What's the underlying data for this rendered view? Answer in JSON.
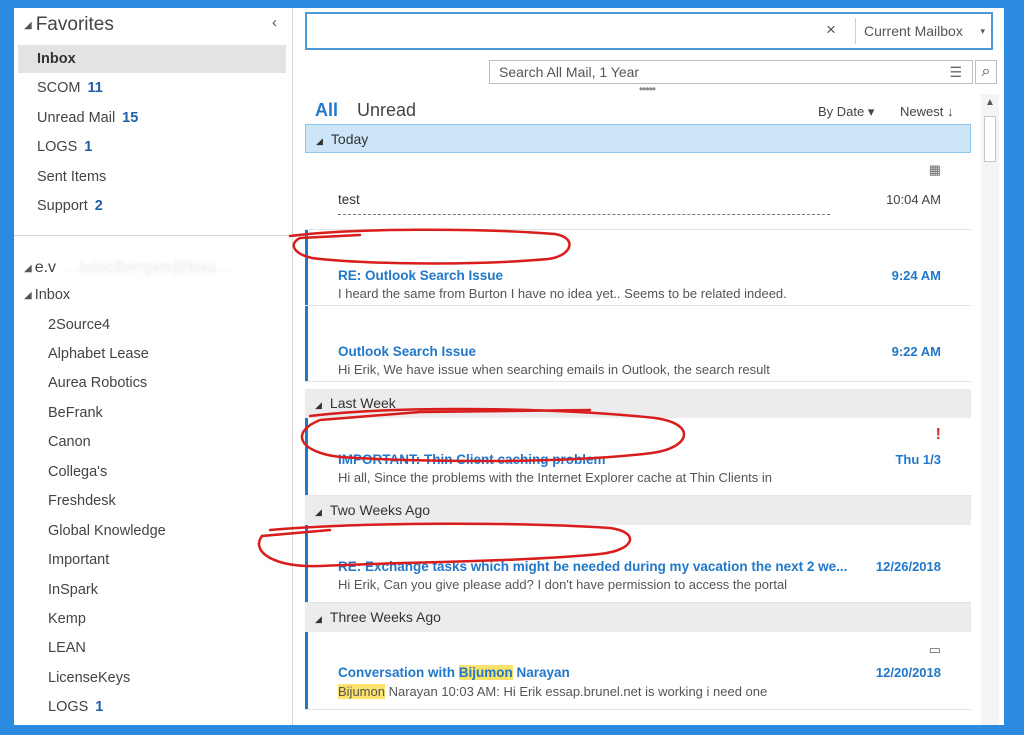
{
  "favorites": {
    "header": "Favorites",
    "items": [
      {
        "label": "Inbox",
        "count": ""
      },
      {
        "label": "SCOM",
        "count": "11"
      },
      {
        "label": "Unread Mail",
        "count": "15"
      },
      {
        "label": "LOGS",
        "count": "1"
      },
      {
        "label": "Sent Items",
        "count": ""
      },
      {
        "label": "Support",
        "count": "2"
      }
    ]
  },
  "account": {
    "name": "e.v",
    "email_blurred": "...luisclbergen@bau..."
  },
  "folders": {
    "inbox_label": "Inbox",
    "items": [
      {
        "label": "2Source4",
        "count": ""
      },
      {
        "label": "Alphabet Lease",
        "count": ""
      },
      {
        "label": "Aurea Robotics",
        "count": ""
      },
      {
        "label": "BeFrank",
        "count": ""
      },
      {
        "label": "Canon",
        "count": ""
      },
      {
        "label": "Collega's",
        "count": ""
      },
      {
        "label": "Freshdesk",
        "count": ""
      },
      {
        "label": "Global Knowledge",
        "count": ""
      },
      {
        "label": "Important",
        "count": ""
      },
      {
        "label": "InSpark",
        "count": ""
      },
      {
        "label": "Kemp",
        "count": ""
      },
      {
        "label": "LEAN",
        "count": ""
      },
      {
        "label": "LicenseKeys",
        "count": ""
      },
      {
        "label": "LOGS",
        "count": "1"
      }
    ]
  },
  "search": {
    "value": "",
    "clear_icon": "×",
    "scope_label": "Current Mailbox",
    "scope_arrow": "▾",
    "search_all_label": "Search All Mail, 1 Year",
    "filter_icon": "☰",
    "search_icon": "⌕",
    "grip": "•••••"
  },
  "view_tabs": {
    "all": "All",
    "unread": "Unread",
    "sort_by": "By Date ▾",
    "sort_dir": "Newest ↓"
  },
  "groups": {
    "today": "Today",
    "last_week": "Last Week",
    "two_weeks_ago": "Two Weeks Ago",
    "three_weeks_ago": "Three Weeks Ago"
  },
  "messages": [
    {
      "subject": "test",
      "preview": "",
      "time": "10:04 AM",
      "unread": false
    },
    {
      "subject": "RE: Outlook Search Issue",
      "preview": "I heard the same from Burton  I have no idea yet..  Seems to be related indeed.",
      "time": "9:24 AM",
      "unread": true
    },
    {
      "subject": "Outlook Search Issue",
      "preview": "Hi Erik,  We have issue when searching emails in Outlook, the search result",
      "time": "9:22 AM",
      "unread": true
    },
    {
      "subject": "IMPORTANT: Thin Client caching problem",
      "preview": "Hi all,  Since the problems with the Internet Explorer cache at Thin Clients in",
      "time": "Thu 1/3",
      "unread": true,
      "flag": "!"
    },
    {
      "subject": "RE: Exchange tasks which might be needed during my vacation the next 2 we...",
      "preview": "Hi Erik,  Can you give please add?  I don't have permission to access the portal",
      "time": "12/26/2018",
      "unread": true
    },
    {
      "subject_pre": "Conversation with ",
      "subject_hl": "Bijumon",
      "subject_post": " Narayan",
      "preview_hl": "Bijumon",
      "preview_post": " Narayan 10:03 AM:  Hi Erik  essap.brunel.net is working  i need one",
      "time": "12/20/2018",
      "unread": true
    }
  ],
  "colors": {
    "accent": "#2177c8",
    "background": "#2b8be0",
    "annotation": "#d91c1c",
    "highlight": "#fbe36a"
  }
}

### Written instruction
Repeat the records above verbatim, with no pictures in the result.

### Response for this exercise
What's the underlying data for this rendered view? Answer in JSON.
{
  "favorites": {
    "header": "Favorites",
    "items": [
      {
        "label": "Inbox",
        "count": ""
      },
      {
        "label": "SCOM",
        "count": "11"
      },
      {
        "label": "Unread Mail",
        "count": "15"
      },
      {
        "label": "LOGS",
        "count": "1"
      },
      {
        "label": "Sent Items",
        "count": ""
      },
      {
        "label": "Support",
        "count": "2"
      }
    ]
  },
  "account": {
    "name": "e.v",
    "email_blurred": "...luisclbergen@bau..."
  },
  "folders": {
    "inbox_label": "Inbox",
    "items": [
      {
        "label": "2Source4",
        "count": ""
      },
      {
        "label": "Alphabet Lease",
        "count": ""
      },
      {
        "label": "Aurea Robotics",
        "count": ""
      },
      {
        "label": "BeFrank",
        "count": ""
      },
      {
        "label": "Canon",
        "count": ""
      },
      {
        "label": "Collega's",
        "count": ""
      },
      {
        "label": "Freshdesk",
        "count": ""
      },
      {
        "label": "Global Knowledge",
        "count": ""
      },
      {
        "label": "Important",
        "count": ""
      },
      {
        "label": "InSpark",
        "count": ""
      },
      {
        "label": "Kemp",
        "count": ""
      },
      {
        "label": "LEAN",
        "count": ""
      },
      {
        "label": "LicenseKeys",
        "count": ""
      },
      {
        "label": "LOGS",
        "count": "1"
      }
    ]
  },
  "search": {
    "value": "",
    "clear_icon": "×",
    "scope_label": "Current Mailbox",
    "scope_arrow": "▾",
    "search_all_label": "Search All Mail, 1 Year",
    "filter_icon": "☰",
    "search_icon": "⌕",
    "grip": "•••••"
  },
  "view_tabs": {
    "all": "All",
    "unread": "Unread",
    "sort_by": "By Date ▾",
    "sort_dir": "Newest ↓"
  },
  "groups": {
    "today": "Today",
    "last_week": "Last Week",
    "two_weeks_ago": "Two Weeks Ago",
    "three_weeks_ago": "Three Weeks Ago"
  },
  "messages": [
    {
      "subject": "test",
      "preview": "",
      "time": "10:04 AM",
      "unread": false
    },
    {
      "subject": "RE: Outlook Search Issue",
      "preview": "I heard the same from Burton  I have no idea yet..  Seems to be related indeed.",
      "time": "9:24 AM",
      "unread": true
    },
    {
      "subject": "Outlook Search Issue",
      "preview": "Hi Erik,  We have issue when searching emails in Outlook, the search result",
      "time": "9:22 AM",
      "unread": true
    },
    {
      "subject": "IMPORTANT: Thin Client caching problem",
      "preview": "Hi all,  Since the problems with the Internet Explorer cache at Thin Clients in",
      "time": "Thu 1/3",
      "unread": true,
      "flag": "!"
    },
    {
      "subject": "RE: Exchange tasks which might be needed during my vacation the next 2 we...",
      "preview": "Hi Erik,  Can you give please add?  I don't have permission to access the portal",
      "time": "12/26/2018",
      "unread": true
    },
    {
      "subject_pre": "Conversation with ",
      "subject_hl": "Bijumon",
      "subject_post": " Narayan",
      "preview_hl": "Bijumon",
      "preview_post": " Narayan 10:03 AM:  Hi Erik  essap.brunel.net is working  i need one",
      "time": "12/20/2018",
      "unread": true
    }
  ],
  "colors": {
    "accent": "#2177c8",
    "background": "#2b8be0",
    "annotation": "#d91c1c",
    "highlight": "#fbe36a"
  }
}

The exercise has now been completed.